State how many lines of the data contain the word "Detection", and write nothing besides the number.

[BEGIN Provided information]

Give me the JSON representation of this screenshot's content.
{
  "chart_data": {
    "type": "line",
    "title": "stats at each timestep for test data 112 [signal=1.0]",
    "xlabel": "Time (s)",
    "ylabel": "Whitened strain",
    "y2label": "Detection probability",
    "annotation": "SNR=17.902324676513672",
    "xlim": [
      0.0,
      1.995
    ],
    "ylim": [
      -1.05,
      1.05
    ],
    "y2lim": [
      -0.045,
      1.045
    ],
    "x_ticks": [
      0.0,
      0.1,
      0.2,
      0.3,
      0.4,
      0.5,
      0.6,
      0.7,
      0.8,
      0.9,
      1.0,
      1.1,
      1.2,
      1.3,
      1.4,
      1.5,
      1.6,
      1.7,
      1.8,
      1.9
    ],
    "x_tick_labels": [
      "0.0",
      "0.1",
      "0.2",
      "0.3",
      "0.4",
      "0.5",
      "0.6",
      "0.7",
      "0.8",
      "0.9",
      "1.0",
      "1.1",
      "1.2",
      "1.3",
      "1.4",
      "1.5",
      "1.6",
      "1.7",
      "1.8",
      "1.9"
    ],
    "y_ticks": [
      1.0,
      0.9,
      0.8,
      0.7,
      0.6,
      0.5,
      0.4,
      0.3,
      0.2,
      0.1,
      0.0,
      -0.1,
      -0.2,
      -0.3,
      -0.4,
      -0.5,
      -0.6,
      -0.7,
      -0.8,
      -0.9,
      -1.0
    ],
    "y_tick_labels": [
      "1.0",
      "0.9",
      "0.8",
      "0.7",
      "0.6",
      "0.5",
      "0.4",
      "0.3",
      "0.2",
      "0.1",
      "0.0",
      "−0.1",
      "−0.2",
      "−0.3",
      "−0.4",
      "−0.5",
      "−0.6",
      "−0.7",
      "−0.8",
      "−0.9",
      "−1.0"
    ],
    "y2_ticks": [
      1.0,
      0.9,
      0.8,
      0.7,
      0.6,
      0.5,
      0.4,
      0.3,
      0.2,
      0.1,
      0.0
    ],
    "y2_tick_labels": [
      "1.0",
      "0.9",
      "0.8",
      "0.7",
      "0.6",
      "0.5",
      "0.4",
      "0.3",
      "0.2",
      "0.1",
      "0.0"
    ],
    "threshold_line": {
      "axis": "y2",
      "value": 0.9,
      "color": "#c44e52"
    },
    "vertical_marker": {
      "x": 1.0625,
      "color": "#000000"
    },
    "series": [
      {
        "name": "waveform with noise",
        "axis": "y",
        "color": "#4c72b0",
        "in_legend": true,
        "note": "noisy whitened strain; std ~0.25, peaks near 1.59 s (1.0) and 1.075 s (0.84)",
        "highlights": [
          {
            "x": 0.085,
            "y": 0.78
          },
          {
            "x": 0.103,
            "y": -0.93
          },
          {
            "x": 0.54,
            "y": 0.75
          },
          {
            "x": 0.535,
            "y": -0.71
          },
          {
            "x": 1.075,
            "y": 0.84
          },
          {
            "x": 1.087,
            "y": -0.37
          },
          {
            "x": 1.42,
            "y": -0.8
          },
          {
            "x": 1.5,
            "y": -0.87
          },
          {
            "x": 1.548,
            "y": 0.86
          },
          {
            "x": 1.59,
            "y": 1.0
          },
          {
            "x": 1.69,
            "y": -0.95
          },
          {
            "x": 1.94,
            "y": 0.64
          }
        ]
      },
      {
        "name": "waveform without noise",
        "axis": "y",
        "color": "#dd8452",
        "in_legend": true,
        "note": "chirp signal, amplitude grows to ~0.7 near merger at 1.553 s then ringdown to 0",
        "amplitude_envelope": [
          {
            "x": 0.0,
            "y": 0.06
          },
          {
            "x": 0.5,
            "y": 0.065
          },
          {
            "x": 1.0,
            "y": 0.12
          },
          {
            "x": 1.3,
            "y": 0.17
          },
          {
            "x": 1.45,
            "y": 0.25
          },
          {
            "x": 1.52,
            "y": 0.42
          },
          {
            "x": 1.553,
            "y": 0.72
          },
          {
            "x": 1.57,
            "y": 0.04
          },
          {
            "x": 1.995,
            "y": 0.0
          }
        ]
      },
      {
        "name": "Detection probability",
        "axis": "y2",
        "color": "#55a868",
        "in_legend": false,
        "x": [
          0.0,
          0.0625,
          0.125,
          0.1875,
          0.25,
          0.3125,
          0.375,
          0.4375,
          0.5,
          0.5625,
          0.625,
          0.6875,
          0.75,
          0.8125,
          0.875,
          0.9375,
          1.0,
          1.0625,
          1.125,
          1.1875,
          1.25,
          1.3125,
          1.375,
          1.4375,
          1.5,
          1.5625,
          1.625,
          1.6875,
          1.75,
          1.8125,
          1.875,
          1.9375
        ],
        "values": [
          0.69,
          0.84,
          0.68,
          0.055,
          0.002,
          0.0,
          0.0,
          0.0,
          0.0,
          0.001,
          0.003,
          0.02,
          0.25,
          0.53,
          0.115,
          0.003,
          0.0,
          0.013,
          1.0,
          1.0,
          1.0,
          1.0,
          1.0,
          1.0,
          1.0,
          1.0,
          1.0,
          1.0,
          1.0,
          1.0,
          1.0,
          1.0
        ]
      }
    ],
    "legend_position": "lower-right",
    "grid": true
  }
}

[END Provided information]

### Final answer
2